**STORED RECORDS**
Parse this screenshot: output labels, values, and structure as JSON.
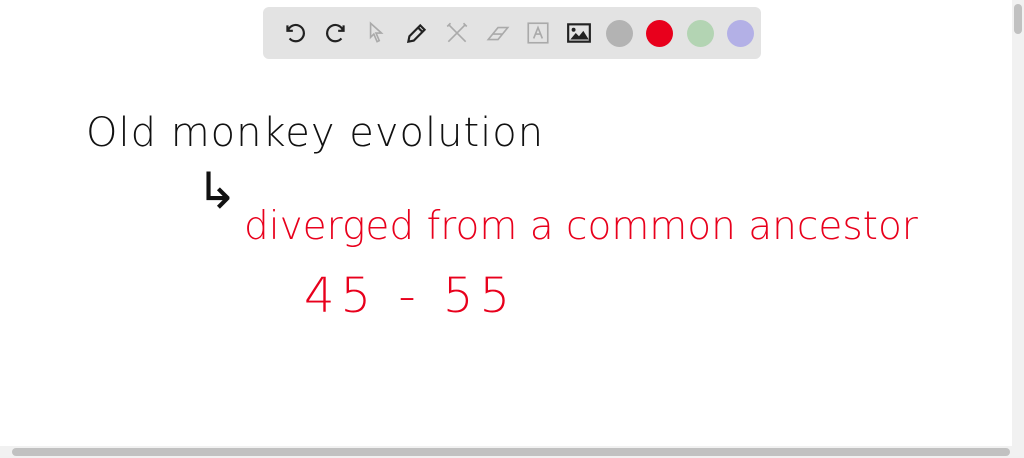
{
  "toolbar": {
    "tools": [
      "undo-icon",
      "redo-icon",
      "select-icon",
      "pen-icon",
      "tools-icon",
      "eraser-icon",
      "text-icon",
      "image-icon"
    ],
    "colors": [
      "#b3b3b3",
      "#e8001c",
      "#b3d4b3",
      "#b3b0e6"
    ],
    "active_color": "#e8001c"
  },
  "canvas": {
    "line1": "Old monkey evolution",
    "arrow": "↳",
    "line2": "diverged from a common ancestor",
    "line3": "45 - 55"
  }
}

**SET EXERCISE**
Quote the full listing above word for word; exclude every picture from the copy.

**FINISHED EXERCISE**
Parse this screenshot: output labels, values, and structure as JSON.
{
  "toolbar": {
    "tools": [
      "undo-icon",
      "redo-icon",
      "select-icon",
      "pen-icon",
      "tools-icon",
      "eraser-icon",
      "text-icon",
      "image-icon"
    ],
    "colors": [
      "#b3b3b3",
      "#e8001c",
      "#b3d4b3",
      "#b3b0e6"
    ],
    "active_color": "#e8001c"
  },
  "canvas": {
    "line1": "Old monkey evolution",
    "arrow": "↳",
    "line2": "diverged from a common ancestor",
    "line3": "45 - 55"
  }
}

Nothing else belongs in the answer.